▸ What to do: Each entry must appear again exactly as it does in the source.

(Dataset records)
— Begin —

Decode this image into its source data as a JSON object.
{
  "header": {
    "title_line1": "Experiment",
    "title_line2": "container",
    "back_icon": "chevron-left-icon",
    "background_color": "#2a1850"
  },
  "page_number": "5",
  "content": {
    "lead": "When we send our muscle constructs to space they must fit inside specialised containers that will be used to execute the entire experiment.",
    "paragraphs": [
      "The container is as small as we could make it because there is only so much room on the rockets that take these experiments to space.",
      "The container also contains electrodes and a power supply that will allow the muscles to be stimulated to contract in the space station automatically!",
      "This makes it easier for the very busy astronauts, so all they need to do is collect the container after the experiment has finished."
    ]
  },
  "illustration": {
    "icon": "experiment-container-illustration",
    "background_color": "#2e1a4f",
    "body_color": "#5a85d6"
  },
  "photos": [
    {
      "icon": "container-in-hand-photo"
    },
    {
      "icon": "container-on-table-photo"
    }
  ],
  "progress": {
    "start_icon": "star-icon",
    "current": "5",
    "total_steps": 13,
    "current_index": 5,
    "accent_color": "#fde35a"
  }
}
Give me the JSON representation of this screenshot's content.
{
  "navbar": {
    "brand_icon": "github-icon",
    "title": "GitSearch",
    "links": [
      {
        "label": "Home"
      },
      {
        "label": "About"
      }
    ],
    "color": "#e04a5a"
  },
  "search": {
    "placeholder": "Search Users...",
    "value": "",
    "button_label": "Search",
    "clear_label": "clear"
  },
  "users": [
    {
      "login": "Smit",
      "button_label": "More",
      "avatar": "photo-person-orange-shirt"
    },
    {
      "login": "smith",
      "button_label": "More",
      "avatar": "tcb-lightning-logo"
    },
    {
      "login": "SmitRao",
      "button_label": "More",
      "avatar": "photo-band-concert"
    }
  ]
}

— End —

▸ Completed task:
Decode this image into its source data as a JSON object.
{
  "header": {
    "title_line1": "Experiment",
    "title_line2": "container",
    "back_icon": "chevron-left-icon",
    "background_color": "#2a1850"
  },
  "page_number": "5",
  "content": {
    "lead": "When we send our muscle constructs to space they must fit inside specialised containers that will be used to execute the entire experiment.",
    "paragraphs": [
      "The container is as small as we could make it because there is only so much room on the rockets that take these experiments to space.",
      "The container also contains electrodes and a power supply that will allow the muscles to be stimulated to contract in the space station automatically!",
      "This makes it easier for the very busy astronauts, so all they need to do is collect the container after the experiment has finished."
    ]
  },
  "illustration": {
    "icon": "experiment-container-illustration",
    "background_color": "#2e1a4f",
    "body_color": "#5a85d6"
  },
  "photos": [
    {
      "icon": "container-in-hand-photo"
    },
    {
      "icon": "container-on-table-photo"
    }
  ],
  "progress": {
    "start_icon": "star-icon",
    "current": "5",
    "total_steps": 13,
    "current_index": 5,
    "accent_color": "#fde35a"
  }
}
Give me the JSON representation of this screenshot's content.
{
  "navbar": {
    "brand_icon": "github-icon",
    "title": "GitSearch",
    "links": [
      {
        "label": "Home"
      },
      {
        "label": "About"
      }
    ],
    "color": "#e04a5a"
  },
  "search": {
    "placeholder": "Search Users...",
    "value": "",
    "button_label": "Search",
    "clear_label": "clear"
  },
  "users": [
    {
      "login": "Smit",
      "button_label": "More",
      "avatar": "photo-person-orange-shirt"
    },
    {
      "login": "smith",
      "button_label": "More",
      "avatar": "tcb-lightning-logo"
    },
    {
      "login": "SmitRao",
      "button_label": "More",
      "avatar": "photo-band-concert"
    }
  ]
}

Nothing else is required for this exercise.